**YOUR GOAL**
Copy every record word for word.

**Data excerpts**
::::::::

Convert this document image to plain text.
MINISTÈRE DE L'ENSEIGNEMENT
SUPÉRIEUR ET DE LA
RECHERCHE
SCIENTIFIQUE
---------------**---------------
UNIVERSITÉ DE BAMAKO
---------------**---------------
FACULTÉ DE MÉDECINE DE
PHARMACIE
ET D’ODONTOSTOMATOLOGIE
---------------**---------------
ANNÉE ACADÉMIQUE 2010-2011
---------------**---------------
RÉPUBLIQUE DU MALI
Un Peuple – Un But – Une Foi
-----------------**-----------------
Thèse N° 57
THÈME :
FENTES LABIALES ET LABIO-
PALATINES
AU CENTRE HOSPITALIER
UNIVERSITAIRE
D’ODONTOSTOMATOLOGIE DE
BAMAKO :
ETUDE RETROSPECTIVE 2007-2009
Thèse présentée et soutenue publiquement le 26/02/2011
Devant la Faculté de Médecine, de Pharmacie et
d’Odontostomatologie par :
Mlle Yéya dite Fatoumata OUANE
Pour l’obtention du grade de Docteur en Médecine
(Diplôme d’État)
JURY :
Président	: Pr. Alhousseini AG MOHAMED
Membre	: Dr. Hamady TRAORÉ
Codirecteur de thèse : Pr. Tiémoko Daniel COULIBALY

::::::::

**SOLUTION TO THE EXERCISE**
Convert this document image to plain text.
MINISTÈRE DE L'ENSEIGNEMENT
SUPÉRIEUR ET DE LA
RECHERCHE
SCIENTIFIQUE
---------------**---------------
UNIVERSITÉ DE BAMAKO
---------------**---------------
FACULTÉ DE MÉDECINE DE
PHARMACIE
ET D’ODONTOSTOMATOLOGIE
---------------**---------------
ANNÉE ACADÉMIQUE 2010-2011
---------------**---------------
RÉPUBLIQUE DU MALI
Un Peuple – Un But – Une Foi
-----------------**-----------------
Thèse N° 57
THÈME :
FENTES LABIALES ET LABIO-
PALATINES
AU CENTRE HOSPITALIER
UNIVERSITAIRE
D’ODONTOSTOMATOLOGIE DE
BAMAKO :
ETUDE RETROSPECTIVE 2007-2009
Thèse présentée et soutenue publiquement le 26/02/2011
Devant la Faculté de Médecine, de Pharmacie et
d’Odontostomatologie par :
Mlle Yéya dite Fatoumata OUANE
Pour l’obtention du grade de Docteur en Médecine
(Diplôme d’État)
JURY :
Président	: Pr. Alhousseini AG MOHAMED
Membre	: Dr. Hamady TRAORÉ
Codirecteur de thèse : Pr. Tiémoko Daniel COULIBALY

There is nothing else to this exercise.